> **Record extracts**
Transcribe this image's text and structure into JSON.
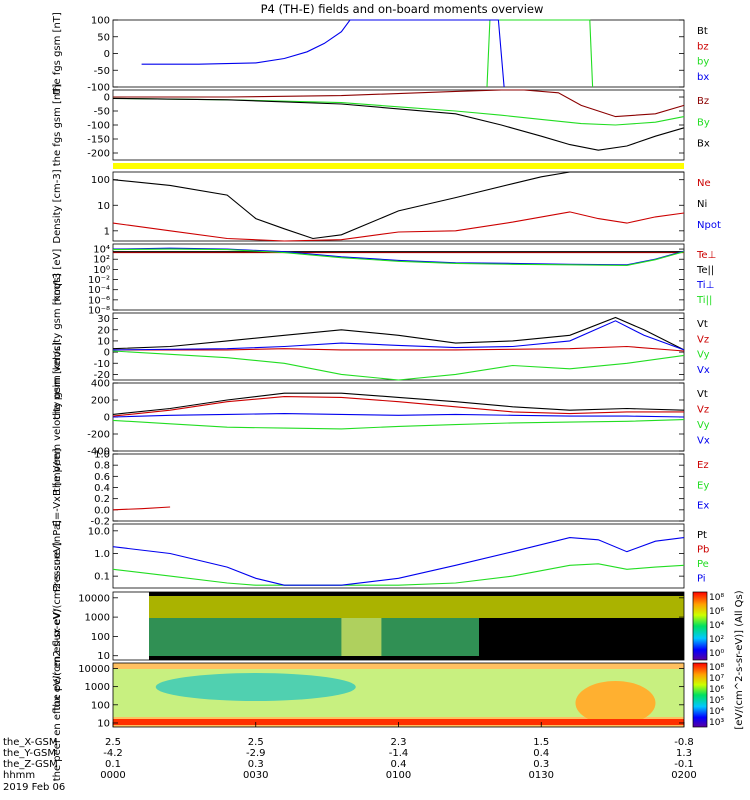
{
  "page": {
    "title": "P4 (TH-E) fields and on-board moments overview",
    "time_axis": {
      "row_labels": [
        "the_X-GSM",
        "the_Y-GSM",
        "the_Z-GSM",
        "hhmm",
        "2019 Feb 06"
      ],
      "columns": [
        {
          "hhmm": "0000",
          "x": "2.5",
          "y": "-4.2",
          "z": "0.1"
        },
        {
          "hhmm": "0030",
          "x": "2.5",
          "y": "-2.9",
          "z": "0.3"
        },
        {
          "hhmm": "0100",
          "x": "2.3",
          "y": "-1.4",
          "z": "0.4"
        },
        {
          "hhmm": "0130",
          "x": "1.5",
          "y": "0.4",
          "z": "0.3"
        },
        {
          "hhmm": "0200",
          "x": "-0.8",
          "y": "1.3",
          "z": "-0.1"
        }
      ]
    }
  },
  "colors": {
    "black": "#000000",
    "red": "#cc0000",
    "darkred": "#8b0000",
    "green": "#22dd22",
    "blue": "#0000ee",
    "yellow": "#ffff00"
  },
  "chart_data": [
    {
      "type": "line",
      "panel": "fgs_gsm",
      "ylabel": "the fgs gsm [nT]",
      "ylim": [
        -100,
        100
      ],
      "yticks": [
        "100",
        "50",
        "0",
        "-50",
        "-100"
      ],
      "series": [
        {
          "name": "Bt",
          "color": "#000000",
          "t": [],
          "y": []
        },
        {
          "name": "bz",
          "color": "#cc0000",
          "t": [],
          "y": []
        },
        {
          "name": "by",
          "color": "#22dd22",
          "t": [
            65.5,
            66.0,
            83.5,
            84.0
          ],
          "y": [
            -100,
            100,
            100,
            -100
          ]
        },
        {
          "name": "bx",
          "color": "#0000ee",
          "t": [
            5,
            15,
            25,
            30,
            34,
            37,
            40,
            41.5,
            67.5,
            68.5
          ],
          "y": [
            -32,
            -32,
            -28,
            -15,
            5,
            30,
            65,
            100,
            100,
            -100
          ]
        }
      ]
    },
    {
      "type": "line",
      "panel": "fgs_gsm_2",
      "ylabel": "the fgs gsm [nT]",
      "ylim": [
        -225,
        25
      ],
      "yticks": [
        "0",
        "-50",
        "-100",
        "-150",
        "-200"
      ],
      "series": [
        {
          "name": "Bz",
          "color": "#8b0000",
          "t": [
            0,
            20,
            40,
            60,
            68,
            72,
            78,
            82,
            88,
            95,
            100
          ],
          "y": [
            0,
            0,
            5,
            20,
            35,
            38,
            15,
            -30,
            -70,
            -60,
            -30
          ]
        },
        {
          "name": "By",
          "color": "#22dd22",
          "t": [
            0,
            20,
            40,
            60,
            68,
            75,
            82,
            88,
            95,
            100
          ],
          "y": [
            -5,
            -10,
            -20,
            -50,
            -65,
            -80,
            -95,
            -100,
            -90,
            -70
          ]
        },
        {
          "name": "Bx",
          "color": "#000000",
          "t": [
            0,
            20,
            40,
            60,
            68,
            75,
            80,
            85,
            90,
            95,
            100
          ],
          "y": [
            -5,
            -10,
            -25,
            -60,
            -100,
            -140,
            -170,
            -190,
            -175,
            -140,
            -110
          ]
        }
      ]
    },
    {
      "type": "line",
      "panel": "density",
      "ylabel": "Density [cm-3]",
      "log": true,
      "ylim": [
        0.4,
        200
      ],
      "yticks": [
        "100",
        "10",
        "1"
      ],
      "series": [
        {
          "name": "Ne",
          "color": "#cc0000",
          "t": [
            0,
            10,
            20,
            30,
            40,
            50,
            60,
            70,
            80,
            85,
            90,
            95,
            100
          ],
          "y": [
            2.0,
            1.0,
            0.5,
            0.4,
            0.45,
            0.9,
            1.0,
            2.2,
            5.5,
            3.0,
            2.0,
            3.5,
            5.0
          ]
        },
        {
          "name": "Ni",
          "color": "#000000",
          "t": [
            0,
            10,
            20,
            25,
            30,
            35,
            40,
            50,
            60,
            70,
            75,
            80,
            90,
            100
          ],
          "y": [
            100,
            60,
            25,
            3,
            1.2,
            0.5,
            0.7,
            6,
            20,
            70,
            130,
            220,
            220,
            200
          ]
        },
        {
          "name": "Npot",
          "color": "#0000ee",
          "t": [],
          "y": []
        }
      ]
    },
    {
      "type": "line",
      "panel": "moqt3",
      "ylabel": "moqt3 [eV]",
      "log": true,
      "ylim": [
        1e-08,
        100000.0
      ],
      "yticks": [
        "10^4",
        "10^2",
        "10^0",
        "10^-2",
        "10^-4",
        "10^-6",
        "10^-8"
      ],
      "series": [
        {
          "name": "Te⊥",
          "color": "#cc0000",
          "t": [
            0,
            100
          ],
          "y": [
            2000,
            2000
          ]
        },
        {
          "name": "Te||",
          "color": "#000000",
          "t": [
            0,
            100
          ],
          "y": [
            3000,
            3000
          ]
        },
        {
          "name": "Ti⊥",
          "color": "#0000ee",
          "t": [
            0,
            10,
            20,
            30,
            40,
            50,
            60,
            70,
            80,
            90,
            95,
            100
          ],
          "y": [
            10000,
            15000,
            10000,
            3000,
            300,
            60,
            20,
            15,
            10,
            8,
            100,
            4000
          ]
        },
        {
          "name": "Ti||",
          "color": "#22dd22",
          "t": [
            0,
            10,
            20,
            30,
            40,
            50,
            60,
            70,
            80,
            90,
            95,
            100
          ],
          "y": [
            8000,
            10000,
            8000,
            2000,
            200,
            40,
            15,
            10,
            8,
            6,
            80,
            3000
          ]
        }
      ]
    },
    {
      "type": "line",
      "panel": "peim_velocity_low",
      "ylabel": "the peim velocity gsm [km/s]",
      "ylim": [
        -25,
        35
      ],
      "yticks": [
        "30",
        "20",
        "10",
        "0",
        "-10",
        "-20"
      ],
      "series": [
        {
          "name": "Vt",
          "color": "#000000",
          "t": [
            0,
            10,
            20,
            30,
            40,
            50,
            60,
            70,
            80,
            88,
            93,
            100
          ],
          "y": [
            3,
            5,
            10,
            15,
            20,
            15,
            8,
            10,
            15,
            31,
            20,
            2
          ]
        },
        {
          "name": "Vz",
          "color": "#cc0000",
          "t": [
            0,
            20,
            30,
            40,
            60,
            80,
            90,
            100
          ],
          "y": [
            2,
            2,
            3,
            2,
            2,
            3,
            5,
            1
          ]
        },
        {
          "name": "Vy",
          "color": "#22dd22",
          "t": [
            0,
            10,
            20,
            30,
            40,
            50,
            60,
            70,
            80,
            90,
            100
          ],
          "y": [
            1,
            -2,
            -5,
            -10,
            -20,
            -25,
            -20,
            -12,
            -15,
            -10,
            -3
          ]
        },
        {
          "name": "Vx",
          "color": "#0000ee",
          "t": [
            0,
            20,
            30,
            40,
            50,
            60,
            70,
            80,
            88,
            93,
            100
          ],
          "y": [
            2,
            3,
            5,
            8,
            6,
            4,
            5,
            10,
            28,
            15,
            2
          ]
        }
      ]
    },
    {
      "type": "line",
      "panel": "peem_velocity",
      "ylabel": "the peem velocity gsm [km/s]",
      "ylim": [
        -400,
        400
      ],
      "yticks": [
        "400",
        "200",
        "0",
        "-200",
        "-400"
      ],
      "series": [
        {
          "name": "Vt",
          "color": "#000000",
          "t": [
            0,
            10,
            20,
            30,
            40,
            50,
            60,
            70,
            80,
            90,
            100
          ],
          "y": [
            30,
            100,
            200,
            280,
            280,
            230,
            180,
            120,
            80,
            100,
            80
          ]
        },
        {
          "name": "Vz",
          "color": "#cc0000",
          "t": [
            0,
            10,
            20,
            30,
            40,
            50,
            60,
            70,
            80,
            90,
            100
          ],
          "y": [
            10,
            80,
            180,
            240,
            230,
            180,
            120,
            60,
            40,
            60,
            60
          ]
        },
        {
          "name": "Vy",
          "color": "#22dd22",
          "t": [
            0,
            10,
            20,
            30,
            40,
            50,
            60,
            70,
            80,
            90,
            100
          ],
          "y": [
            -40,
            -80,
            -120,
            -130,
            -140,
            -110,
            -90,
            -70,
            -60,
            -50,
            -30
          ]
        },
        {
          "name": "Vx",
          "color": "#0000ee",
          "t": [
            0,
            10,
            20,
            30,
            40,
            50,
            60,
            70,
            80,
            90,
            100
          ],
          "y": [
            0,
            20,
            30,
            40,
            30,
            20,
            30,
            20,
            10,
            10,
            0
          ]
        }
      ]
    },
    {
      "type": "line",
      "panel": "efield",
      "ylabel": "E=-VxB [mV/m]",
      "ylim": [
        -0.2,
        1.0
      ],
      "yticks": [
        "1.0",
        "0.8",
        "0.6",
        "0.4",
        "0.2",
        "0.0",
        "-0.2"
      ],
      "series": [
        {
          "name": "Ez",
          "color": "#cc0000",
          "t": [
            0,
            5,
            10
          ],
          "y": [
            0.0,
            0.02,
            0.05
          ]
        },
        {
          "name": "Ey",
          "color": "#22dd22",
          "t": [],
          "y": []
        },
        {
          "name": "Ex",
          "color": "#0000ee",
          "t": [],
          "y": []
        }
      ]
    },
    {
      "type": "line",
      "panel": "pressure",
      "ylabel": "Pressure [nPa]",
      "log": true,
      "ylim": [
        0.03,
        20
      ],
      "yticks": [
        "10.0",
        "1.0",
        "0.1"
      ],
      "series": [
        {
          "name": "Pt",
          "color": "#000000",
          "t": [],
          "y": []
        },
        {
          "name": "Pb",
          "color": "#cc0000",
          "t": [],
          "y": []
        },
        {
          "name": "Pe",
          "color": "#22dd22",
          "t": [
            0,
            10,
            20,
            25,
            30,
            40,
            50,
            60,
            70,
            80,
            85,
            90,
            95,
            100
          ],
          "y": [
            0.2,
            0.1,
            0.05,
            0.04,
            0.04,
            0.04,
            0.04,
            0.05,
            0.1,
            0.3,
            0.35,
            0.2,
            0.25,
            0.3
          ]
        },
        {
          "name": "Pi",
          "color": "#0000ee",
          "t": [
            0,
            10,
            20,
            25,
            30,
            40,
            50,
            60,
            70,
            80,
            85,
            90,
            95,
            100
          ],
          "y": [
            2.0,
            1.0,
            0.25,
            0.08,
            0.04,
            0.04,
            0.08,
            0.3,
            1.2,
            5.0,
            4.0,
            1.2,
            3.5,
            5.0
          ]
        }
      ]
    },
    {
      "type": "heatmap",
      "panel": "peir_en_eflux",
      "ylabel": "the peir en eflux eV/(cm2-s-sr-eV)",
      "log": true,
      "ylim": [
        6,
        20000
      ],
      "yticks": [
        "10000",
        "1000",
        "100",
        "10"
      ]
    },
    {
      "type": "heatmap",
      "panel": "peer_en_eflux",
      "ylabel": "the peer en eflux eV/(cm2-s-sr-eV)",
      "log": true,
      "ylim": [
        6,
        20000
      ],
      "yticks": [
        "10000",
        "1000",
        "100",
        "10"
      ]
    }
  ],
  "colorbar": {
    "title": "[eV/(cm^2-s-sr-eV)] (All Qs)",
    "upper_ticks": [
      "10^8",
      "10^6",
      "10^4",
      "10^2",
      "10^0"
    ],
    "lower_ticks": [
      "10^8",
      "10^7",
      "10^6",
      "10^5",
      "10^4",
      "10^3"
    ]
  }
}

> **What you need to do**
Using the material above, copy every line in which the string "ylabel" occurs.

> **Final result**
      "ylabel": "the fgs gsm [nT]",
      "ylabel": "the fgs gsm [nT]",
      "ylabel": "Density [cm-3]",
      "ylabel": "moqt3 [eV]",
      "ylabel": "the peim velocity gsm [km/s]",
      "ylabel": "the peem velocity gsm [km/s]",
      "ylabel": "E=-VxB [mV/m]",
      "ylabel": "Pressure [nPa]",
      "ylabel": "the peir en eflux eV/(cm2-s-sr-eV)",
      "ylabel": "the peer en eflux eV/(cm2-s-sr-eV)",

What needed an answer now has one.